- **Data**
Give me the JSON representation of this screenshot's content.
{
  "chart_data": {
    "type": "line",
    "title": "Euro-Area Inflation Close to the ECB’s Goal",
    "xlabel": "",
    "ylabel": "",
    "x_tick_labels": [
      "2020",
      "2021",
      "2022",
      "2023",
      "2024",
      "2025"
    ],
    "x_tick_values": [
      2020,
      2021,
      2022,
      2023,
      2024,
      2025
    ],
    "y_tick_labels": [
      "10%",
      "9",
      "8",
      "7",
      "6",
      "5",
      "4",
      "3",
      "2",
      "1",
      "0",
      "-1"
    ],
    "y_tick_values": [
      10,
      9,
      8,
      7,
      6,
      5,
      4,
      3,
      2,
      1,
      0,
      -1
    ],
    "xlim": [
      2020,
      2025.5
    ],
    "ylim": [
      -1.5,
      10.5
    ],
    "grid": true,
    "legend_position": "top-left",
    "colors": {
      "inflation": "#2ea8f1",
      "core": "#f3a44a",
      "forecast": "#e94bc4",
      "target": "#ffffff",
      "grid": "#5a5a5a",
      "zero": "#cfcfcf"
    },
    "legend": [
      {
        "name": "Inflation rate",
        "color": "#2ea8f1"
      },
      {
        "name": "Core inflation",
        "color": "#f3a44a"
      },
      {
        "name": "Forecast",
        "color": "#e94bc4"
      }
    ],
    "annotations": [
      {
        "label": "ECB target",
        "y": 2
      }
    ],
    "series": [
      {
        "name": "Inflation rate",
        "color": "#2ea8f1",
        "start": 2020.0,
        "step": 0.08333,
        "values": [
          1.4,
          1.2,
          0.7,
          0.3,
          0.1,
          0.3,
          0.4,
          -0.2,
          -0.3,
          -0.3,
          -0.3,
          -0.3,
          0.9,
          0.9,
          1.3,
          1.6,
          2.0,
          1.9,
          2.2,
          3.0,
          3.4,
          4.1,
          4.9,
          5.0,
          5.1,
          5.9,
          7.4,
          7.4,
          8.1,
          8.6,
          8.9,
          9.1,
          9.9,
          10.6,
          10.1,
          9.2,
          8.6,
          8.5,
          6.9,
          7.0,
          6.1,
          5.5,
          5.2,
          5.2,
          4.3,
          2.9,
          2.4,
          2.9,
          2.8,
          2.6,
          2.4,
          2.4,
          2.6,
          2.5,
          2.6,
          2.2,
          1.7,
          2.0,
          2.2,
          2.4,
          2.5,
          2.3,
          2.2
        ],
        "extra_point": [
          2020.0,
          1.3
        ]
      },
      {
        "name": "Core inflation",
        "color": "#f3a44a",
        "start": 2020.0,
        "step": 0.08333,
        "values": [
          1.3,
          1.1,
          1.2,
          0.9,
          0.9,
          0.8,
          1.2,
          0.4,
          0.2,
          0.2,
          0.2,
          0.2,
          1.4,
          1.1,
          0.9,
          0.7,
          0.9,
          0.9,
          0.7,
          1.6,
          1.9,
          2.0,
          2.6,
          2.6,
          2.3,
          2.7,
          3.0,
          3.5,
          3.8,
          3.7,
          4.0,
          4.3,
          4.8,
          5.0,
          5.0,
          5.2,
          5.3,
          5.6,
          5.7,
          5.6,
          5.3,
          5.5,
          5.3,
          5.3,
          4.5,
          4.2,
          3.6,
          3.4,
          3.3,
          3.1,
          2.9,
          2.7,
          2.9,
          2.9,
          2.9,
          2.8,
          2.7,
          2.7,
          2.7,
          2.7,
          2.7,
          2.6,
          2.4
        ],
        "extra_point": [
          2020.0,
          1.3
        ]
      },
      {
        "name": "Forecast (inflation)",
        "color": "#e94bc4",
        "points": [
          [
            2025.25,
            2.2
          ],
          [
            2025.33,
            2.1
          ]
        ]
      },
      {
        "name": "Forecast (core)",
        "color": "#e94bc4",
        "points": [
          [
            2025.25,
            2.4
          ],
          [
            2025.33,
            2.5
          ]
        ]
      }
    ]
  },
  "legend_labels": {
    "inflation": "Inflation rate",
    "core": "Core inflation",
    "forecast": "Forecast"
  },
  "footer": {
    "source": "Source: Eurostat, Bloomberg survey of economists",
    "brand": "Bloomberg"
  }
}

- **Required work**
Reproduce the whole listing word for word.

- **Response to the task**
Give me the JSON representation of this screenshot's content.
{
  "chart_data": {
    "type": "line",
    "title": "Euro-Area Inflation Close to the ECB’s Goal",
    "xlabel": "",
    "ylabel": "",
    "x_tick_labels": [
      "2020",
      "2021",
      "2022",
      "2023",
      "2024",
      "2025"
    ],
    "x_tick_values": [
      2020,
      2021,
      2022,
      2023,
      2024,
      2025
    ],
    "y_tick_labels": [
      "10%",
      "9",
      "8",
      "7",
      "6",
      "5",
      "4",
      "3",
      "2",
      "1",
      "0",
      "-1"
    ],
    "y_tick_values": [
      10,
      9,
      8,
      7,
      6,
      5,
      4,
      3,
      2,
      1,
      0,
      -1
    ],
    "xlim": [
      2020,
      2025.5
    ],
    "ylim": [
      -1.5,
      10.5
    ],
    "grid": true,
    "legend_position": "top-left",
    "colors": {
      "inflation": "#2ea8f1",
      "core": "#f3a44a",
      "forecast": "#e94bc4",
      "target": "#ffffff",
      "grid": "#5a5a5a",
      "zero": "#cfcfcf"
    },
    "legend": [
      {
        "name": "Inflation rate",
        "color": "#2ea8f1"
      },
      {
        "name": "Core inflation",
        "color": "#f3a44a"
      },
      {
        "name": "Forecast",
        "color": "#e94bc4"
      }
    ],
    "annotations": [
      {
        "label": "ECB target",
        "y": 2
      }
    ],
    "series": [
      {
        "name": "Inflation rate",
        "color": "#2ea8f1",
        "start": 2020.0,
        "step": 0.08333,
        "values": [
          1.4,
          1.2,
          0.7,
          0.3,
          0.1,
          0.3,
          0.4,
          -0.2,
          -0.3,
          -0.3,
          -0.3,
          -0.3,
          0.9,
          0.9,
          1.3,
          1.6,
          2.0,
          1.9,
          2.2,
          3.0,
          3.4,
          4.1,
          4.9,
          5.0,
          5.1,
          5.9,
          7.4,
          7.4,
          8.1,
          8.6,
          8.9,
          9.1,
          9.9,
          10.6,
          10.1,
          9.2,
          8.6,
          8.5,
          6.9,
          7.0,
          6.1,
          5.5,
          5.2,
          5.2,
          4.3,
          2.9,
          2.4,
          2.9,
          2.8,
          2.6,
          2.4,
          2.4,
          2.6,
          2.5,
          2.6,
          2.2,
          1.7,
          2.0,
          2.2,
          2.4,
          2.5,
          2.3,
          2.2
        ],
        "extra_point": [
          2020.0,
          1.3
        ]
      },
      {
        "name": "Core inflation",
        "color": "#f3a44a",
        "start": 2020.0,
        "step": 0.08333,
        "values": [
          1.3,
          1.1,
          1.2,
          0.9,
          0.9,
          0.8,
          1.2,
          0.4,
          0.2,
          0.2,
          0.2,
          0.2,
          1.4,
          1.1,
          0.9,
          0.7,
          0.9,
          0.9,
          0.7,
          1.6,
          1.9,
          2.0,
          2.6,
          2.6,
          2.3,
          2.7,
          3.0,
          3.5,
          3.8,
          3.7,
          4.0,
          4.3,
          4.8,
          5.0,
          5.0,
          5.2,
          5.3,
          5.6,
          5.7,
          5.6,
          5.3,
          5.5,
          5.3,
          5.3,
          4.5,
          4.2,
          3.6,
          3.4,
          3.3,
          3.1,
          2.9,
          2.7,
          2.9,
          2.9,
          2.9,
          2.8,
          2.7,
          2.7,
          2.7,
          2.7,
          2.7,
          2.6,
          2.4
        ],
        "extra_point": [
          2020.0,
          1.3
        ]
      },
      {
        "name": "Forecast (inflation)",
        "color": "#e94bc4",
        "points": [
          [
            2025.25,
            2.2
          ],
          [
            2025.33,
            2.1
          ]
        ]
      },
      {
        "name": "Forecast (core)",
        "color": "#e94bc4",
        "points": [
          [
            2025.25,
            2.4
          ],
          [
            2025.33,
            2.5
          ]
        ]
      }
    ]
  },
  "legend_labels": {
    "inflation": "Inflation rate",
    "core": "Core inflation",
    "forecast": "Forecast"
  },
  "footer": {
    "source": "Source: Eurostat, Bloomberg survey of economists",
    "brand": "Bloomberg"
  }
}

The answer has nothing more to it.